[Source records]
########
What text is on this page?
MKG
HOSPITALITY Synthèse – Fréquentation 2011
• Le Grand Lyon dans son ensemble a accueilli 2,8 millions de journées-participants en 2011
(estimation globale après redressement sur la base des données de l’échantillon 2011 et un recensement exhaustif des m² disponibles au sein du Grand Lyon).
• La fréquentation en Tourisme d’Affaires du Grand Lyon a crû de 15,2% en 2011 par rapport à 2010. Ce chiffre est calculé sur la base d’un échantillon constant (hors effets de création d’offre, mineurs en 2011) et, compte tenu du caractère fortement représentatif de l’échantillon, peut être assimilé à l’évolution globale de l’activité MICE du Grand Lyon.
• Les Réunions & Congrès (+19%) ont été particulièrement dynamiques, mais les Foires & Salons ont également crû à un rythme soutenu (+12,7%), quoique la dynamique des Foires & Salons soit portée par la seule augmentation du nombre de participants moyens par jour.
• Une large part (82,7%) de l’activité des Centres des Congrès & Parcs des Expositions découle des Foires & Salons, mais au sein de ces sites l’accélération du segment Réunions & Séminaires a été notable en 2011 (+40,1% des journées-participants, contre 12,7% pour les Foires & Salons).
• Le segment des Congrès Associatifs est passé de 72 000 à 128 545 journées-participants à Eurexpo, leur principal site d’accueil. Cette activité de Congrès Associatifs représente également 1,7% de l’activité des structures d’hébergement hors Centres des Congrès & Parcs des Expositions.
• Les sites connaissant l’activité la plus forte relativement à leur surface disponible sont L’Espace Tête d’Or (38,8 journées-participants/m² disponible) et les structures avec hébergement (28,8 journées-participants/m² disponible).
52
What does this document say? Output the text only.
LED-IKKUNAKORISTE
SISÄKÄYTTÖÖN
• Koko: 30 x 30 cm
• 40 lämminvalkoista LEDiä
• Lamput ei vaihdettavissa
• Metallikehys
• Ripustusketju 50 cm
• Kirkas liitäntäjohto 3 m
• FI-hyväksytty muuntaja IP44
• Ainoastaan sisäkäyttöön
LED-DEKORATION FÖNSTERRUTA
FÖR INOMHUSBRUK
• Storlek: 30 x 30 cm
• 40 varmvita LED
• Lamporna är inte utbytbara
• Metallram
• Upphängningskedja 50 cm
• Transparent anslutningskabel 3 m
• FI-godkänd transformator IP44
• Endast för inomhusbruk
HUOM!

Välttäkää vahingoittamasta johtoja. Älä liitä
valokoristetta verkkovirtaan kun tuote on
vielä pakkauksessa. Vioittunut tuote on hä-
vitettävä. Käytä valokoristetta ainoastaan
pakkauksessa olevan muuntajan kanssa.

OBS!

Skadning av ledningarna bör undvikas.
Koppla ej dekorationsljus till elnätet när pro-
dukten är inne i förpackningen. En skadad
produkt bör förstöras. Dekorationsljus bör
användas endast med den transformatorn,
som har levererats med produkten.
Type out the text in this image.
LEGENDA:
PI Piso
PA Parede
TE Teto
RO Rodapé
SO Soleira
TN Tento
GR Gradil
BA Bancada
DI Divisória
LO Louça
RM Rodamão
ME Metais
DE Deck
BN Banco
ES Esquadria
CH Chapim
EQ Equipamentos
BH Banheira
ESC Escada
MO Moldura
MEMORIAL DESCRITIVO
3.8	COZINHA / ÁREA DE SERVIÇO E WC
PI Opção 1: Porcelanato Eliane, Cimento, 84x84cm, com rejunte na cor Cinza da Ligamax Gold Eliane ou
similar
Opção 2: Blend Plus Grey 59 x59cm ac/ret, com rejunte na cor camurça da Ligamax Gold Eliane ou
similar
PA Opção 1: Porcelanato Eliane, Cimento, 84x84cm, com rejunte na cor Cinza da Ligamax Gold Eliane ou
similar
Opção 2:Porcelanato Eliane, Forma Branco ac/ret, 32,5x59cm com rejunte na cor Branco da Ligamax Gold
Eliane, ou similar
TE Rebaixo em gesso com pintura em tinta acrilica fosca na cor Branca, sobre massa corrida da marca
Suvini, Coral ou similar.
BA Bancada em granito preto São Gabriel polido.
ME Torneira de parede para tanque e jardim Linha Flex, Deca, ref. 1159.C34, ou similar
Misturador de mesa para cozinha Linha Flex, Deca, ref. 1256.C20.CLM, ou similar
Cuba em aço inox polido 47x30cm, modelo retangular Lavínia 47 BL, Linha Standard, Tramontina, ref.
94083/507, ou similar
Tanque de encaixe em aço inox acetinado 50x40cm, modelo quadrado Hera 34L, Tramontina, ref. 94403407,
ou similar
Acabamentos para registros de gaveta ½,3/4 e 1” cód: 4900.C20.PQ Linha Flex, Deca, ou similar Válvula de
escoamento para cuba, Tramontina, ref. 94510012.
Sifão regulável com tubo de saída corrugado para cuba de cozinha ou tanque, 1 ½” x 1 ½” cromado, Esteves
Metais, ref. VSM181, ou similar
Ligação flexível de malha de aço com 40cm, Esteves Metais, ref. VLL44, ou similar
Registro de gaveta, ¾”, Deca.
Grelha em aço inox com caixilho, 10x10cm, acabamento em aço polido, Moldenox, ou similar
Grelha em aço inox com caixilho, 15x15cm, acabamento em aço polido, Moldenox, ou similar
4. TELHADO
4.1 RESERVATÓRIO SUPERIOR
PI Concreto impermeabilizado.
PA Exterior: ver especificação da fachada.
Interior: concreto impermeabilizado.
########
=== Written exercise ===
Every line above should be retyped exactly as given.

=== Solution to this problem ===
What text is on this page?
MKG
HOSPITALITY Synthèse – Fréquentation 2011
• Le Grand Lyon dans son ensemble a accueilli 2,8 millions de journées-participants en 2011
(estimation globale après redressement sur la base des données de l’échantillon 2011 et un recensement exhaustif des m² disponibles au sein du Grand Lyon).
• La fréquentation en Tourisme d’Affaires du Grand Lyon a crû de 15,2% en 2011 par rapport à 2010. Ce chiffre est calculé sur la base d’un échantillon constant (hors effets de création d’offre, mineurs en 2011) et, compte tenu du caractère fortement représentatif de l’échantillon, peut être assimilé à l’évolution globale de l’activité MICE du Grand Lyon.
• Les Réunions & Congrès (+19%) ont été particulièrement dynamiques, mais les Foires & Salons ont également crû à un rythme soutenu (+12,7%), quoique la dynamique des Foires & Salons soit portée par la seule augmentation du nombre de participants moyens par jour.
• Une large part (82,7%) de l’activité des Centres des Congrès & Parcs des Expositions découle des Foires & Salons, mais au sein de ces sites l’accélération du segment Réunions & Séminaires a été notable en 2011 (+40,1% des journées-participants, contre 12,7% pour les Foires & Salons).
• Le segment des Congrès Associatifs est passé de 72 000 à 128 545 journées-participants à Eurexpo, leur principal site d’accueil. Cette activité de Congrès Associatifs représente également 1,7% de l’activité des structures d’hébergement hors Centres des Congrès & Parcs des Expositions.
• Les sites connaissant l’activité la plus forte relativement à leur surface disponible sont L’Espace Tête d’Or (38,8 journées-participants/m² disponible) et les structures avec hébergement (28,8 journées-participants/m² disponible).
52
What does this document say? Output the text only.
LED-IKKUNAKORISTE
SISÄKÄYTTÖÖN
• Koko: 30 x 30 cm
• 40 lämminvalkoista LEDiä
• Lamput ei vaihdettavissa
• Metallikehys
• Ripustusketju 50 cm
• Kirkas liitäntäjohto 3 m
• FI-hyväksytty muuntaja IP44
• Ainoastaan sisäkäyttöön
LED-DEKORATION FÖNSTERRUTA
FÖR INOMHUSBRUK
• Storlek: 30 x 30 cm
• 40 varmvita LED
• Lamporna är inte utbytbara
• Metallram
• Upphängningskedja 50 cm
• Transparent anslutningskabel 3 m
• FI-godkänd transformator IP44
• Endast för inomhusbruk
HUOM!

Välttäkää vahingoittamasta johtoja. Älä liitä
valokoristetta verkkovirtaan kun tuote on
vielä pakkauksessa. Vioittunut tuote on hä-
vitettävä. Käytä valokoristetta ainoastaan
pakkauksessa olevan muuntajan kanssa.

OBS!

Skadning av ledningarna bör undvikas.
Koppla ej dekorationsljus till elnätet när pro-
dukten är inne i förpackningen. En skadad
produkt bör förstöras. Dekorationsljus bör
användas endast med den transformatorn,
som har levererats med produkten.
Type out the text in this image.
LEGENDA:
PI Piso
PA Parede
TE Teto
RO Rodapé
SO Soleira
TN Tento
GR Gradil
BA Bancada
DI Divisória
LO Louça
RM Rodamão
ME Metais
DE Deck
BN Banco
ES Esquadria
CH Chapim
EQ Equipamentos
BH Banheira
ESC Escada
MO Moldura
MEMORIAL DESCRITIVO
3.8	COZINHA / ÁREA DE SERVIÇO E WC
PI Opção 1: Porcelanato Eliane, Cimento, 84x84cm, com rejunte na cor Cinza da Ligamax Gold Eliane ou
similar
Opção 2: Blend Plus Grey 59 x59cm ac/ret, com rejunte na cor camurça da Ligamax Gold Eliane ou
similar
PA Opção 1: Porcelanato Eliane, Cimento, 84x84cm, com rejunte na cor Cinza da Ligamax Gold Eliane ou
similar
Opção 2:Porcelanato Eliane, Forma Branco ac/ret, 32,5x59cm com rejunte na cor Branco da Ligamax Gold
Eliane, ou similar
TE Rebaixo em gesso com pintura em tinta acrilica fosca na cor Branca, sobre massa corrida da marca
Suvini, Coral ou similar.
BA Bancada em granito preto São Gabriel polido.
ME Torneira de parede para tanque e jardim Linha Flex, Deca, ref. 1159.C34, ou similar
Misturador de mesa para cozinha Linha Flex, Deca, ref. 1256.C20.CLM, ou similar
Cuba em aço inox polido 47x30cm, modelo retangular Lavínia 47 BL, Linha Standard, Tramontina, ref.
94083/507, ou similar
Tanque de encaixe em aço inox acetinado 50x40cm, modelo quadrado Hera 34L, Tramontina, ref. 94403407,
ou similar
Acabamentos para registros de gaveta ½,3/4 e 1” cód: 4900.C20.PQ Linha Flex, Deca, ou similar Válvula de
escoamento para cuba, Tramontina, ref. 94510012.
Sifão regulável com tubo de saída corrugado para cuba de cozinha ou tanque, 1 ½” x 1 ½” cromado, Esteves
Metais, ref. VSM181, ou similar
Ligação flexível de malha de aço com 40cm, Esteves Metais, ref. VLL44, ou similar
Registro de gaveta, ¾”, Deca.
Grelha em aço inox com caixilho, 10x10cm, acabamento em aço polido, Moldenox, ou similar
Grelha em aço inox com caixilho, 15x15cm, acabamento em aço polido, Moldenox, ou similar
4. TELHADO
4.1 RESERVATÓRIO SUPERIOR
PI Concreto impermeabilizado.
PA Exterior: ver especificação da fachada.
Interior: concreto impermeabilizado.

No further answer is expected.